#### Work instructions
Using the listing below, please gather every line containing the word "wounded".
** start of Material for the task **
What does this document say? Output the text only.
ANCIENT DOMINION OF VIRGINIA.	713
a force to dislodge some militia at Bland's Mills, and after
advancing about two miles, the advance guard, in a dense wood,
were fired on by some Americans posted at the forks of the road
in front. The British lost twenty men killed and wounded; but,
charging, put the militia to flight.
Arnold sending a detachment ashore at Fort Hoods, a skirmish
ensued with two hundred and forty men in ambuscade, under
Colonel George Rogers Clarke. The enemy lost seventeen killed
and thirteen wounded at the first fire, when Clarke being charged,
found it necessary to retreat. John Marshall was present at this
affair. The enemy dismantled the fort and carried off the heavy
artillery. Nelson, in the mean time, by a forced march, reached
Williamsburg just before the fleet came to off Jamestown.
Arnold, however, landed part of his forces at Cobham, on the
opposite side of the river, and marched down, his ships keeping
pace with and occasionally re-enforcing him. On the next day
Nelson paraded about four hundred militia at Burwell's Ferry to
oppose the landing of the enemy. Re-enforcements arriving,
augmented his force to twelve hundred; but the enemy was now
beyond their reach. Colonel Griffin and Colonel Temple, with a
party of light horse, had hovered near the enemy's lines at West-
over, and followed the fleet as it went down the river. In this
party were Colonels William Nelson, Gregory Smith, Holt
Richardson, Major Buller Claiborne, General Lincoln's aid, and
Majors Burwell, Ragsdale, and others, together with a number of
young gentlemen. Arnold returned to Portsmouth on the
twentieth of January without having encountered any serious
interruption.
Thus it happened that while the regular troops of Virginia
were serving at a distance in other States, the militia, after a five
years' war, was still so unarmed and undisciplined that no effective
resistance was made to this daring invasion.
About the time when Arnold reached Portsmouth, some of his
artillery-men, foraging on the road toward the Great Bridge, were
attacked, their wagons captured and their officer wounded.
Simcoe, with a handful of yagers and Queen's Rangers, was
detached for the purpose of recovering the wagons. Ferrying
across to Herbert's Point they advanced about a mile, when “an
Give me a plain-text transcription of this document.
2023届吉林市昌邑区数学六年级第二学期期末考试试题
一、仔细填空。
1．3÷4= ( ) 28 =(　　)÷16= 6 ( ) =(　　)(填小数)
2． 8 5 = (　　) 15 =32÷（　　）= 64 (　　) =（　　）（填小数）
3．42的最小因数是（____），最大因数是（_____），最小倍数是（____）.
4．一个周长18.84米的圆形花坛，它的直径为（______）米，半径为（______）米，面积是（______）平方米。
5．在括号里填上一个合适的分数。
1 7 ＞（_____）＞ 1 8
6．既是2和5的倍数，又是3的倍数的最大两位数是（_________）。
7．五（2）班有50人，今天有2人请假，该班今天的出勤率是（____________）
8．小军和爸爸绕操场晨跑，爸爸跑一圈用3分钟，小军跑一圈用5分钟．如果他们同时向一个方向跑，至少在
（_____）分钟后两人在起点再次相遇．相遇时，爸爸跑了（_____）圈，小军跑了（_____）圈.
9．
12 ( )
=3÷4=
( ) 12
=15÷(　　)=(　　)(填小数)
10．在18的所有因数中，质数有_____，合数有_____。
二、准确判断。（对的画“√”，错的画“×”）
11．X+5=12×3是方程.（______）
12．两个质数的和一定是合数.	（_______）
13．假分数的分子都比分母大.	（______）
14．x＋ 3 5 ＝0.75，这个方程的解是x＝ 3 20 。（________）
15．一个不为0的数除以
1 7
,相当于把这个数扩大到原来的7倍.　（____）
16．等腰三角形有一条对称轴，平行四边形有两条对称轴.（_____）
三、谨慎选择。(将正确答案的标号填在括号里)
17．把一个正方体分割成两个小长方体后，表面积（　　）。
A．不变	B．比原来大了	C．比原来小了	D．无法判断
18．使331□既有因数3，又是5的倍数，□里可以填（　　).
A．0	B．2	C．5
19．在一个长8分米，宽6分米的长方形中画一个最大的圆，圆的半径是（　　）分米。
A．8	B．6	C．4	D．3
** end of Material for the task **
#### Full solution
in front. The British lost twenty men killed and wounded; but,
and thirteen wounded at the first fire, when Clarke being charged,
attacked, their wagons captured and their officer wounded.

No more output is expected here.